Task description:
Which lines hold the word "aereo"? Show each of them.

──────── Material for the task ────────

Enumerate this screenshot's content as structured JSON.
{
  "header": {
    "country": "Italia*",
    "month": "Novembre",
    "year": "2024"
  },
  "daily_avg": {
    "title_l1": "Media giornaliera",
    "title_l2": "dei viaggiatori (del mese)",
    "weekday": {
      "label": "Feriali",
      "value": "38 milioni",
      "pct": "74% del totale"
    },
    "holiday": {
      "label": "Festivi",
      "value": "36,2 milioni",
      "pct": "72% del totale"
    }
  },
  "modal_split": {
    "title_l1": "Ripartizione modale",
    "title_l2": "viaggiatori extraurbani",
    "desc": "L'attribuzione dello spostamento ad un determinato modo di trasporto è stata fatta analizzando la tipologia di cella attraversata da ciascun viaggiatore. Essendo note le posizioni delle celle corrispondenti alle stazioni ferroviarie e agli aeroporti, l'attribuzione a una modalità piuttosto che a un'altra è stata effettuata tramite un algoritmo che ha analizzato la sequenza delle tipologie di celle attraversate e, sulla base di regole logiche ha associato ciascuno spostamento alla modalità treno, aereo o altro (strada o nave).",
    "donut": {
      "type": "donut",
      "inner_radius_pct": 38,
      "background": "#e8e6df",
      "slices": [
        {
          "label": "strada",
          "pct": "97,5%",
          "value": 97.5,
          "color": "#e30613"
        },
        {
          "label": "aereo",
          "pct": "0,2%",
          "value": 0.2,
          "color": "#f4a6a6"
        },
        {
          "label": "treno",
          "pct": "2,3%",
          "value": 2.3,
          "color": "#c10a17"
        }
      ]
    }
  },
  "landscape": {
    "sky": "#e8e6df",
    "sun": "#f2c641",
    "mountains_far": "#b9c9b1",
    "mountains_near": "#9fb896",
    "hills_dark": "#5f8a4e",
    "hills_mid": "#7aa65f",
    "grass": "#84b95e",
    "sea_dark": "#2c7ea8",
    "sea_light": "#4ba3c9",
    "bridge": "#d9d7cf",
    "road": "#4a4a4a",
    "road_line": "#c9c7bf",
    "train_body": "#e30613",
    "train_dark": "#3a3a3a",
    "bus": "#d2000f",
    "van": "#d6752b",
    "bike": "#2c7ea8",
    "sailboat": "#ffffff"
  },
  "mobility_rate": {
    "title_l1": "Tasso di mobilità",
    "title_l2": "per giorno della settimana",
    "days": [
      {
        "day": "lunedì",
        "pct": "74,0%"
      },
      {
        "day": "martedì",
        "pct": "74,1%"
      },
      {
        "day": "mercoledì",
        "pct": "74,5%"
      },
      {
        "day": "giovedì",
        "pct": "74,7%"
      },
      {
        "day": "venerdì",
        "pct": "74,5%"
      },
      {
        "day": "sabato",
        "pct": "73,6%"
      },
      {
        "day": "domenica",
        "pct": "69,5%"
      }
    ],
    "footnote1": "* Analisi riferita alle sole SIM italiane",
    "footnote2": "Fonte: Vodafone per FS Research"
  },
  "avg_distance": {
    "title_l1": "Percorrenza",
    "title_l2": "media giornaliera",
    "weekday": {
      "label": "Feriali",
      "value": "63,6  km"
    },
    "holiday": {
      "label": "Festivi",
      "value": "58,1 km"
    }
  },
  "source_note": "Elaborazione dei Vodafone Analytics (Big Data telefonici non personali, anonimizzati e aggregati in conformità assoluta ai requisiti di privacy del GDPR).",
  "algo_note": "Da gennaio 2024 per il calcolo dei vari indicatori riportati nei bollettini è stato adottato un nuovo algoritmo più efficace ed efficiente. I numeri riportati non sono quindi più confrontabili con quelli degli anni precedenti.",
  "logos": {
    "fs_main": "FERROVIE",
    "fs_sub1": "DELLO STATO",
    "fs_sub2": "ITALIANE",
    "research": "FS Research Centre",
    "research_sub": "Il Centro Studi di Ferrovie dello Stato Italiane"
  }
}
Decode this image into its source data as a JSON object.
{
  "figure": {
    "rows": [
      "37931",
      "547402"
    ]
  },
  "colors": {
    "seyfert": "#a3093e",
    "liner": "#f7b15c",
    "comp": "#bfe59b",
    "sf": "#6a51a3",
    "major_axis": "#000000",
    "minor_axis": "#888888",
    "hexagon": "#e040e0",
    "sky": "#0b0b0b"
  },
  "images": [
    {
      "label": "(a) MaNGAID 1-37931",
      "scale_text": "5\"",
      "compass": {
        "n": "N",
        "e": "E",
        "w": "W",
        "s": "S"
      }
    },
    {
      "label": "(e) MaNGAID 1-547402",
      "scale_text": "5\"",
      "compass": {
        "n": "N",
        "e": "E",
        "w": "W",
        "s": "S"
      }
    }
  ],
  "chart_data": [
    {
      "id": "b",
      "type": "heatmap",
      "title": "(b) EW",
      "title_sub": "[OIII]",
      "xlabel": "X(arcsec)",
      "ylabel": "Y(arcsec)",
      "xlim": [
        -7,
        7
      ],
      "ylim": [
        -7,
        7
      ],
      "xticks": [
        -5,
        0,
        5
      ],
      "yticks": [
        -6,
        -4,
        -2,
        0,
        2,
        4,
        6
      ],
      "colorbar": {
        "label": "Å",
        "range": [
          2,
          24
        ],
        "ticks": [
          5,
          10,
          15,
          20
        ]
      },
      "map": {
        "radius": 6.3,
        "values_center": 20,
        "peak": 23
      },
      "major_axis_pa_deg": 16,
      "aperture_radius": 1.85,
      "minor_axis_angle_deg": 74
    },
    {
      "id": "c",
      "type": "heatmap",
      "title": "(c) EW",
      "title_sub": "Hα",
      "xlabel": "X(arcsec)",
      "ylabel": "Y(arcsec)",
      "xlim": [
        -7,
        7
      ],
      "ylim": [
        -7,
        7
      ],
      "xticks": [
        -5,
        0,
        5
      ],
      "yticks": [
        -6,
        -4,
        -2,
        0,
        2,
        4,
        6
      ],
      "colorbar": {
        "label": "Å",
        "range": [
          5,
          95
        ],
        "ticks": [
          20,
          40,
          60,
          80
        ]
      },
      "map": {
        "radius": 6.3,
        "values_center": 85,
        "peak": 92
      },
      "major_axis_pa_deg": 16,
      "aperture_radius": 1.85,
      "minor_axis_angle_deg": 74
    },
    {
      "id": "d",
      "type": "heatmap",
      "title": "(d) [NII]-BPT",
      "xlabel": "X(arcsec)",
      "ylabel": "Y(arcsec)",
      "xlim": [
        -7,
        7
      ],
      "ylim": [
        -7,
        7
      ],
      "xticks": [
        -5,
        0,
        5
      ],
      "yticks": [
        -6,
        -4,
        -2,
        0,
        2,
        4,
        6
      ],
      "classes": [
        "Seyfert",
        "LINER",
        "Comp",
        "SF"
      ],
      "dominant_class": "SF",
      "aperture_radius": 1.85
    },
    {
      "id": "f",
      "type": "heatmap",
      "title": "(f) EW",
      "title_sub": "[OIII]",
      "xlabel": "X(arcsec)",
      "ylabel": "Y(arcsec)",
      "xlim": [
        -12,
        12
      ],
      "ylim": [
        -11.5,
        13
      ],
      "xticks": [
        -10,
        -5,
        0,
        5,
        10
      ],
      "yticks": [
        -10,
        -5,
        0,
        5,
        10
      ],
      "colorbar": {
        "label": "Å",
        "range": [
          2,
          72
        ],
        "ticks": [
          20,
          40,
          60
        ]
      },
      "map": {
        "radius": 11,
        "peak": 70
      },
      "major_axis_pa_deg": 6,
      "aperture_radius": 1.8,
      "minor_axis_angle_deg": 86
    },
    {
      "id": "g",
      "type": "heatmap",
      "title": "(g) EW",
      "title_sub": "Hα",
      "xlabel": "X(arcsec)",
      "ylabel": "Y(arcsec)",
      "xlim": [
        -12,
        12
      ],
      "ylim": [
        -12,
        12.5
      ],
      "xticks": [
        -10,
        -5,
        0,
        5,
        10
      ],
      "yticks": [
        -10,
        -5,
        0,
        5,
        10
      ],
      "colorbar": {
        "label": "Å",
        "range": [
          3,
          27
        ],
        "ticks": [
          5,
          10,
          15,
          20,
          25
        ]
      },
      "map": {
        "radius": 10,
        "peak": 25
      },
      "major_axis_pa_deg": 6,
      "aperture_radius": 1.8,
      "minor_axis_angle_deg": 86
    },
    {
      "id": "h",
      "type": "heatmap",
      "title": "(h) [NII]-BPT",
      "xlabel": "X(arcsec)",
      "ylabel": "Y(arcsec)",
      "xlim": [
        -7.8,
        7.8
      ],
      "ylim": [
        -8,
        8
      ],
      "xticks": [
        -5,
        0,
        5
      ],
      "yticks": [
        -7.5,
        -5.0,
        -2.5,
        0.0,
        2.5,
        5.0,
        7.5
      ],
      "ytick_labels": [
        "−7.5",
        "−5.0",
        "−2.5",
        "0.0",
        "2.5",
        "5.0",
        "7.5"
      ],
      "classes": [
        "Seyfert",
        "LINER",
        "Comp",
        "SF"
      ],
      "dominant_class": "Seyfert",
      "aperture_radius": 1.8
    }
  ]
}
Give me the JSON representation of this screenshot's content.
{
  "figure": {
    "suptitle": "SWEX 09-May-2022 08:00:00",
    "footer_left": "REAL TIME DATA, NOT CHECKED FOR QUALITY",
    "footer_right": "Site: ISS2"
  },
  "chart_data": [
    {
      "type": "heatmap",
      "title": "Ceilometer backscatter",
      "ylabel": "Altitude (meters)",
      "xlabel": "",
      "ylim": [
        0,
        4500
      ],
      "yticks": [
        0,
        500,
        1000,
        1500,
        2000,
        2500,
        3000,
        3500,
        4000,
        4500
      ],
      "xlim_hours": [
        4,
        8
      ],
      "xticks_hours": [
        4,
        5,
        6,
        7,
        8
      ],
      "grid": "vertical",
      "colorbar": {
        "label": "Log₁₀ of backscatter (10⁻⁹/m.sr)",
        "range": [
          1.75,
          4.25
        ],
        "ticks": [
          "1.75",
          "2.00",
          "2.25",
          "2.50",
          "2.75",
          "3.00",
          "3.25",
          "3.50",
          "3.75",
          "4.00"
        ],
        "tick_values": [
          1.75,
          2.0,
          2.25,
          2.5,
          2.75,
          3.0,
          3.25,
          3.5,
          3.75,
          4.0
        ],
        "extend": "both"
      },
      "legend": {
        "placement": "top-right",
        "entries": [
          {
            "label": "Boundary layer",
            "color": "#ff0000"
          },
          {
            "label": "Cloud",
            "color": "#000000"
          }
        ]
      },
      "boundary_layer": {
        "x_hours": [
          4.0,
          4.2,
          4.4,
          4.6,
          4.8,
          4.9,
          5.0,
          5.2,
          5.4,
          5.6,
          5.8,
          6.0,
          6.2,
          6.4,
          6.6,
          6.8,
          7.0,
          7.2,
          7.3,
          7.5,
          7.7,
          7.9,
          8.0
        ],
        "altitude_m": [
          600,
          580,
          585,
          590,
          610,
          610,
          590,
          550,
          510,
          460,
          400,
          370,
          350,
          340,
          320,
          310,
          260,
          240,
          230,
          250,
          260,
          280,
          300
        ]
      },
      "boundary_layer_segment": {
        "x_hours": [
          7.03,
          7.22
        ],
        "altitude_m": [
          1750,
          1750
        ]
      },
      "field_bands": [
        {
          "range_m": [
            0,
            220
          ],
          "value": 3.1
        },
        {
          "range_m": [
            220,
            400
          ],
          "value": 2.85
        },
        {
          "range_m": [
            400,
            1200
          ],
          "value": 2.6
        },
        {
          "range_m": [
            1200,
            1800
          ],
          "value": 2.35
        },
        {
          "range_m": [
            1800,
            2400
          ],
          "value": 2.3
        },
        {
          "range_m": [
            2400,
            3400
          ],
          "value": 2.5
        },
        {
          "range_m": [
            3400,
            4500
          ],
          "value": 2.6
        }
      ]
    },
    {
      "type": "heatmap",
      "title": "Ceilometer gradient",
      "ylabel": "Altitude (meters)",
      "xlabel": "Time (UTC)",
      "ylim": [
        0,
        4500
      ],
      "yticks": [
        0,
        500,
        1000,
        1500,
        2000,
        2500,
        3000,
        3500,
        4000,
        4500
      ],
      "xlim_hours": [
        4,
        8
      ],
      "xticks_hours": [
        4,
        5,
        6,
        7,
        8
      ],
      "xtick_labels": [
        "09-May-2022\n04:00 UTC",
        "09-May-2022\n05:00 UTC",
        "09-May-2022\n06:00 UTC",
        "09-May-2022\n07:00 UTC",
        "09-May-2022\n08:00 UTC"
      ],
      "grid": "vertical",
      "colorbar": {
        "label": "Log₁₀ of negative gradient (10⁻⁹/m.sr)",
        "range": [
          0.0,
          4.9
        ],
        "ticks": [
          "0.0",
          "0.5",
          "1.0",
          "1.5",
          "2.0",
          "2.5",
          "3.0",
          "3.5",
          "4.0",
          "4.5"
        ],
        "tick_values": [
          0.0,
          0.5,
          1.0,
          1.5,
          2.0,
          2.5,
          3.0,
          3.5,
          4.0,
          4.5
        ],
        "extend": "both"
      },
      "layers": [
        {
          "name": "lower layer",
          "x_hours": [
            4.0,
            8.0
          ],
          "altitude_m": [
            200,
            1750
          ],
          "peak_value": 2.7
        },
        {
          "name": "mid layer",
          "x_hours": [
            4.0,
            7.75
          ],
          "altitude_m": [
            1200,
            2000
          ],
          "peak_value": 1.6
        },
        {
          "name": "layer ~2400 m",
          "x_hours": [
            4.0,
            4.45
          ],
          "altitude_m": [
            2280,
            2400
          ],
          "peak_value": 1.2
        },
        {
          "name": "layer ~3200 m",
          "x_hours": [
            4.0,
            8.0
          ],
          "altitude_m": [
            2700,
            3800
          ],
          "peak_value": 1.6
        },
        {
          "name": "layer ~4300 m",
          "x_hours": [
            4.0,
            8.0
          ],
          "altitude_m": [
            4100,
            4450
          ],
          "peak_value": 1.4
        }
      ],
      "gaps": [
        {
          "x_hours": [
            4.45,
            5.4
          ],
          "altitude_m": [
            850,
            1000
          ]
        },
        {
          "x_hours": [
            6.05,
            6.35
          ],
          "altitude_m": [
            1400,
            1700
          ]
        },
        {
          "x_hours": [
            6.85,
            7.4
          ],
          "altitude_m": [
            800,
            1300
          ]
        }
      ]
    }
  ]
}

────────

Worked answer:
    "desc": "L'attribuzione dello spostamento ad un determinato modo di trasporto è stata fatta analizzando la tipologia di cella attraversata da ciascun viaggiatore. Essendo note le posizioni delle celle corrispondenti alle stazioni ferroviarie e agli aeroporti, l'attribuzione a una modalità piuttosto che a un'altra è stata effettuata tramite un algoritmo che ha analizzato la sequenza delle tipologie di celle attraversate e, sulla base di regole logiche ha associato ciascuno spostamento alla modalità treno, aereo o altro (strada o nave).",
          "label": "aereo",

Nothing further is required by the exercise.